Only the lines from the one with "OCR this image." onward are wanted, through the last line of the entries, set down exactly.

§ Records shown
################
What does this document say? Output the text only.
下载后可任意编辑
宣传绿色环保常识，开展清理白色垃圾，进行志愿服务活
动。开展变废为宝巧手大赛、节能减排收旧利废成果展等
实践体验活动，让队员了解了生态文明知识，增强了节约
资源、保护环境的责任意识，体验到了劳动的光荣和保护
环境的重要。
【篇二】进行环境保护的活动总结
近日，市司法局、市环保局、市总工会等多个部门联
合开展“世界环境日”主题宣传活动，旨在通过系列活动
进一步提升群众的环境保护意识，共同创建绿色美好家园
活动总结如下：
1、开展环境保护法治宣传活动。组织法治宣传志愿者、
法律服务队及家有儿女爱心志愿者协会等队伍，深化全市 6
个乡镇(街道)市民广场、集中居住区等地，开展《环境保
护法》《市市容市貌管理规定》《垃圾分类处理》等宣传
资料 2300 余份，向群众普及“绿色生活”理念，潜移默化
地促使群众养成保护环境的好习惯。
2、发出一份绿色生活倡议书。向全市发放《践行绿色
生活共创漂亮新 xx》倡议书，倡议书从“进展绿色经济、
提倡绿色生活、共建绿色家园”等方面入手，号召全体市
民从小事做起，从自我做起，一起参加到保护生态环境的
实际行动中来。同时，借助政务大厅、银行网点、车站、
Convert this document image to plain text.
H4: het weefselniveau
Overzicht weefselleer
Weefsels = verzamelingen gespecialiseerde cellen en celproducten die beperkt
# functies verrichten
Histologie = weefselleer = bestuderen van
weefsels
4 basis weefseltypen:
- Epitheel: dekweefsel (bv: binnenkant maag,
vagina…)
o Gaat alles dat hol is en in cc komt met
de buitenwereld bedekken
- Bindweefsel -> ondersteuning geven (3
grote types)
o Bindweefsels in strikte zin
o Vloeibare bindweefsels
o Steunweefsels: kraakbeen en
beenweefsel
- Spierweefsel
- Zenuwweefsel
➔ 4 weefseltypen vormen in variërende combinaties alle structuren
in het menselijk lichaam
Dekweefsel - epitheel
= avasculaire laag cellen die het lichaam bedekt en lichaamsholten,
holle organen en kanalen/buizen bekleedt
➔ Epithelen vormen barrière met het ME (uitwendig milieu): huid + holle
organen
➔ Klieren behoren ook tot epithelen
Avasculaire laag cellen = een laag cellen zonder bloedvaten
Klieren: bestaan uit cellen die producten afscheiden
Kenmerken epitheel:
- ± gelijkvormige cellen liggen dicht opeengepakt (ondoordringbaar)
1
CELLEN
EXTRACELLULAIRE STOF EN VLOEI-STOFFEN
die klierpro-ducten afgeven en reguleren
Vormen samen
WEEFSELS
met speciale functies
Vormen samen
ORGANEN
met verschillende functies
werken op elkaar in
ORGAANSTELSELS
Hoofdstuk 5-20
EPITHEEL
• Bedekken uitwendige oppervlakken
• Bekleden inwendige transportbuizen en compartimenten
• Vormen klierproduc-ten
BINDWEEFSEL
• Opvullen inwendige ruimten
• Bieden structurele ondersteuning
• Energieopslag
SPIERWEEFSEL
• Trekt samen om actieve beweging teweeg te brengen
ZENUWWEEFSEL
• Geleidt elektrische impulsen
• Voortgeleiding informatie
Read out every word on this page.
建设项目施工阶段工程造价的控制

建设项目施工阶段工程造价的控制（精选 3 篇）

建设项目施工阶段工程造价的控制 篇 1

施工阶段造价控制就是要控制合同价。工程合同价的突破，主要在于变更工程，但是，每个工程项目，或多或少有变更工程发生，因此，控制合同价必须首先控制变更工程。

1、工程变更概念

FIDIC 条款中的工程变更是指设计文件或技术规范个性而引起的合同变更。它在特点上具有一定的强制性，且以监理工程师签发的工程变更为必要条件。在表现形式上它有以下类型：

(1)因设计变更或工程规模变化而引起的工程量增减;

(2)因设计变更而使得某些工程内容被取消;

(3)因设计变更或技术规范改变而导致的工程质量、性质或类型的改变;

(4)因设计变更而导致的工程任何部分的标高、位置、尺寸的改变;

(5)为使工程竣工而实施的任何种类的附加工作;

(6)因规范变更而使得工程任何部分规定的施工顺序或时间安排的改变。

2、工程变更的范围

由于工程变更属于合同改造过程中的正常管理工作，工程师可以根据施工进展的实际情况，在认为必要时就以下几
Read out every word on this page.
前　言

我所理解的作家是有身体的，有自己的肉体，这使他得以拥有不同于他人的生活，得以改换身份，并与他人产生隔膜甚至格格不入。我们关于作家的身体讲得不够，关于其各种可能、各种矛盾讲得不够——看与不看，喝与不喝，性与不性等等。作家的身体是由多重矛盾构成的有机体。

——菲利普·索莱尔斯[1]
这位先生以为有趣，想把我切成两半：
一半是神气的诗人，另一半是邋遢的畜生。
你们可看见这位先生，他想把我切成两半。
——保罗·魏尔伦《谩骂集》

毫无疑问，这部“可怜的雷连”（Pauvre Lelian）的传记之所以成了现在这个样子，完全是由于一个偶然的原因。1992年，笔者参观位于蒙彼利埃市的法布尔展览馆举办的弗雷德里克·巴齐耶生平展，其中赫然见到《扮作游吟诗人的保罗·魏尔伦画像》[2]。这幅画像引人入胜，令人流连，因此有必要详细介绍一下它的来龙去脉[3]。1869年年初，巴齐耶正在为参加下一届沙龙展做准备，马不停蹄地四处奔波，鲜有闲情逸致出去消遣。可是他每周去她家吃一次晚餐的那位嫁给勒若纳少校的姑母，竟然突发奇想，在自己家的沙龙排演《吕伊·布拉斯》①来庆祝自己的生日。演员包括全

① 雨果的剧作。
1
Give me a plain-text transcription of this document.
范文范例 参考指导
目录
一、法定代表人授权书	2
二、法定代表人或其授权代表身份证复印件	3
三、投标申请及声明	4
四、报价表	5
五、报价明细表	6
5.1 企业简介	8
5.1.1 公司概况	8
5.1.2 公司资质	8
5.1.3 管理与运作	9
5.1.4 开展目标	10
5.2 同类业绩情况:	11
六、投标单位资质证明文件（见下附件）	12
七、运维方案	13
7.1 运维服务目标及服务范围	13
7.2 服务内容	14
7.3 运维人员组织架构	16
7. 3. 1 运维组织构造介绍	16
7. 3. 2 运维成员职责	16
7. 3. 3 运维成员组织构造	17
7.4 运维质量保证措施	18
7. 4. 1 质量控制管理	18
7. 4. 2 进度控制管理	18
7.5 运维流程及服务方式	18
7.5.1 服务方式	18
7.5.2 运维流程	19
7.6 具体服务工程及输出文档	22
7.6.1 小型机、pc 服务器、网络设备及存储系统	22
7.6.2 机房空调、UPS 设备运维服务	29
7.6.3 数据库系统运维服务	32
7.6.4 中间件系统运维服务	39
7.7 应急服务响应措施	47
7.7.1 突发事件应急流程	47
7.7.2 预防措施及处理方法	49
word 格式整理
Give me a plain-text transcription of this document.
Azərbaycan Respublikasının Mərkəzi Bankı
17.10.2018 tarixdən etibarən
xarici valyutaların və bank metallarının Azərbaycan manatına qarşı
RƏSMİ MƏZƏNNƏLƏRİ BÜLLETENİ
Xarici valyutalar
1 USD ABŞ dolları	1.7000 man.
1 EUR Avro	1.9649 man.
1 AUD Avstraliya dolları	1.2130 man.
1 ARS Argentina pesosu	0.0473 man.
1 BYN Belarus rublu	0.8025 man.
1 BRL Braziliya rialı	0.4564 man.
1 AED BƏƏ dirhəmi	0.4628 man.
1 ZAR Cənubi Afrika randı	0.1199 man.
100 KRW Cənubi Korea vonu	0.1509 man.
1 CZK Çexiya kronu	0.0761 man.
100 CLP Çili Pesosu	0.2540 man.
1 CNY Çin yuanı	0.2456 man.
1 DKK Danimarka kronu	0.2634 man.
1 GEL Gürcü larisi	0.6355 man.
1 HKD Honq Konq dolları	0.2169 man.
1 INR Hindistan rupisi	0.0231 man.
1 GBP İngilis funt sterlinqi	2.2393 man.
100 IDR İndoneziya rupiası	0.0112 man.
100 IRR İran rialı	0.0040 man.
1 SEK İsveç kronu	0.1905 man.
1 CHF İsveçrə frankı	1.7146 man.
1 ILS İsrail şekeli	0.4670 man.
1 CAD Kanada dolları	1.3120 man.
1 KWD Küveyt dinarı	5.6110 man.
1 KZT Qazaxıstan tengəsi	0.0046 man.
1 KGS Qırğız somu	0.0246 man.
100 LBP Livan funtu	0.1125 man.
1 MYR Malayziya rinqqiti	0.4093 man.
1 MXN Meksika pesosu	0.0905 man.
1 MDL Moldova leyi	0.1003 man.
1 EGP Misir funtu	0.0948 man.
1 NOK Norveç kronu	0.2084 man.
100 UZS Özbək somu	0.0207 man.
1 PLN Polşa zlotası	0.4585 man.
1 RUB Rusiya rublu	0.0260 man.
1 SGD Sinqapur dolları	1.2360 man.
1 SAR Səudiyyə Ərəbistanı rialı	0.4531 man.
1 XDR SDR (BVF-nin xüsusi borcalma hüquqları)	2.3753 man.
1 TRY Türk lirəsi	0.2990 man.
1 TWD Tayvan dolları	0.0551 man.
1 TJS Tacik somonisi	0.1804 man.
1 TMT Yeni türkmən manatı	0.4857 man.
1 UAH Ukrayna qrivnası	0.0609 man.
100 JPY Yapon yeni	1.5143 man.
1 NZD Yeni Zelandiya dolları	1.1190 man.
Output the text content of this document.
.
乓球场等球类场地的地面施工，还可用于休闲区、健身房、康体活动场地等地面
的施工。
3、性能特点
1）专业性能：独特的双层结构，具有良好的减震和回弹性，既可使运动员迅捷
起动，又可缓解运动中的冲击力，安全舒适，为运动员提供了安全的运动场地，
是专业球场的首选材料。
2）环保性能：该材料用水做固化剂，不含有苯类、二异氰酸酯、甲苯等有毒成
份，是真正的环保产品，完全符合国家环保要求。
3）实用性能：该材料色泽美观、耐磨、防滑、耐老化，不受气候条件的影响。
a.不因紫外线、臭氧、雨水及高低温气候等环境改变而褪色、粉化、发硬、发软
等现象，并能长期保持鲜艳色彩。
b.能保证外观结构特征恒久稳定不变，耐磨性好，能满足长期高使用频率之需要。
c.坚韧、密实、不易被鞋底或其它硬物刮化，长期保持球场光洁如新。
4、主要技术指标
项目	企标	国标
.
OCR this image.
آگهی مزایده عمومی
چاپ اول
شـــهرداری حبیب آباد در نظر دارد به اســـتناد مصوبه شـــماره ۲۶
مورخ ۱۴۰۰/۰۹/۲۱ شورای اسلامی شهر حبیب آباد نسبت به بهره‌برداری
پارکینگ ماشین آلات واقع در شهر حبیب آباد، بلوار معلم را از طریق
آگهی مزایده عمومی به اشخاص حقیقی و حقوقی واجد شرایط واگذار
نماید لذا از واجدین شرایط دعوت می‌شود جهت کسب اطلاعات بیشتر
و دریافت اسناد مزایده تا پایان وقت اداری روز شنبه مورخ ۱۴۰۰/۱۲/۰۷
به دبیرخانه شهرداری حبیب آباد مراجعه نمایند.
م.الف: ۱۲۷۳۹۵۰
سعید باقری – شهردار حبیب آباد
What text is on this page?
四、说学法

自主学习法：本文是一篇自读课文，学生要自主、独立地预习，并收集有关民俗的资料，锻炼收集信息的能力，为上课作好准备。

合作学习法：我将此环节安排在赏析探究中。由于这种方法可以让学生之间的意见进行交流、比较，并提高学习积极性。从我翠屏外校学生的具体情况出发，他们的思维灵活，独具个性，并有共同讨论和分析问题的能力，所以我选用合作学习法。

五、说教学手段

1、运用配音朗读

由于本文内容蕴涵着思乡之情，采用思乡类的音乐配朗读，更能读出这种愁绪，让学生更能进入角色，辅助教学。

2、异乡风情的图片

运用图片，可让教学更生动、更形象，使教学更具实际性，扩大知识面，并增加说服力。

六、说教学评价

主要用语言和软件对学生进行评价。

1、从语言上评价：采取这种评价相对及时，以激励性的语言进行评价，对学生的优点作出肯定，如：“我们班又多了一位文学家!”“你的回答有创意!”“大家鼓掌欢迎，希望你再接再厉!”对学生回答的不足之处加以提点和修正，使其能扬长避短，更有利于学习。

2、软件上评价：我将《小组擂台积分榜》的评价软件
################
§ Full solution
OCR this image.
آگهی مزایده عمومی
چاپ اول
شـــهرداری حبیب آباد در نظر دارد به اســـتناد مصوبه شـــماره ۲۶
مورخ ۱۴۰۰/۰۹/۲۱ شورای اسلامی شهر حبیب آباد نسبت به بهره‌برداری
پارکینگ ماشین آلات واقع در شهر حبیب آباد، بلوار معلم را از طریق
آگهی مزایده عمومی به اشخاص حقیقی و حقوقی واجد شرایط واگذار
نماید لذا از واجدین شرایط دعوت می‌شود جهت کسب اطلاعات بیشتر
و دریافت اسناد مزایده تا پایان وقت اداری روز شنبه مورخ ۱۴۰۰/۱۲/۰۷
به دبیرخانه شهرداری حبیب آباد مراجعه نمایند.
م.الف: ۱۲۷۳۹۵۰
سعید باقری – شهردار حبیب آباد
What text is on this page?
四、说学法

自主学习法：本文是一篇自读课文，学生要自主、独立地预习，并收集有关民俗的资料，锻炼收集信息的能力，为上课作好准备。

合作学习法：我将此环节安排在赏析探究中。由于这种方法可以让学生之间的意见进行交流、比较，并提高学习积极性。从我翠屏外校学生的具体情况出发，他们的思维灵活，独具个性，并有共同讨论和分析问题的能力，所以我选用合作学习法。

五、说教学手段

1、运用配音朗读

由于本文内容蕴涵着思乡之情，采用思乡类的音乐配朗读，更能读出这种愁绪，让学生更能进入角色，辅助教学。

2、异乡风情的图片

运用图片，可让教学更生动、更形象，使教学更具实际性，扩大知识面，并增加说服力。

六、说教学评价

主要用语言和软件对学生进行评价。

1、从语言上评价：采取这种评价相对及时，以激励性的语言进行评价，对学生的优点作出肯定，如：“我们班又多了一位文学家!”“你的回答有创意!”“大家鼓掌欢迎，希望你再接再厉!”对学生回答的不足之处加以提点和修正，使其能扬长避短，更有利于学习。

2、软件上评价：我将《小组擂台积分榜》的评价软件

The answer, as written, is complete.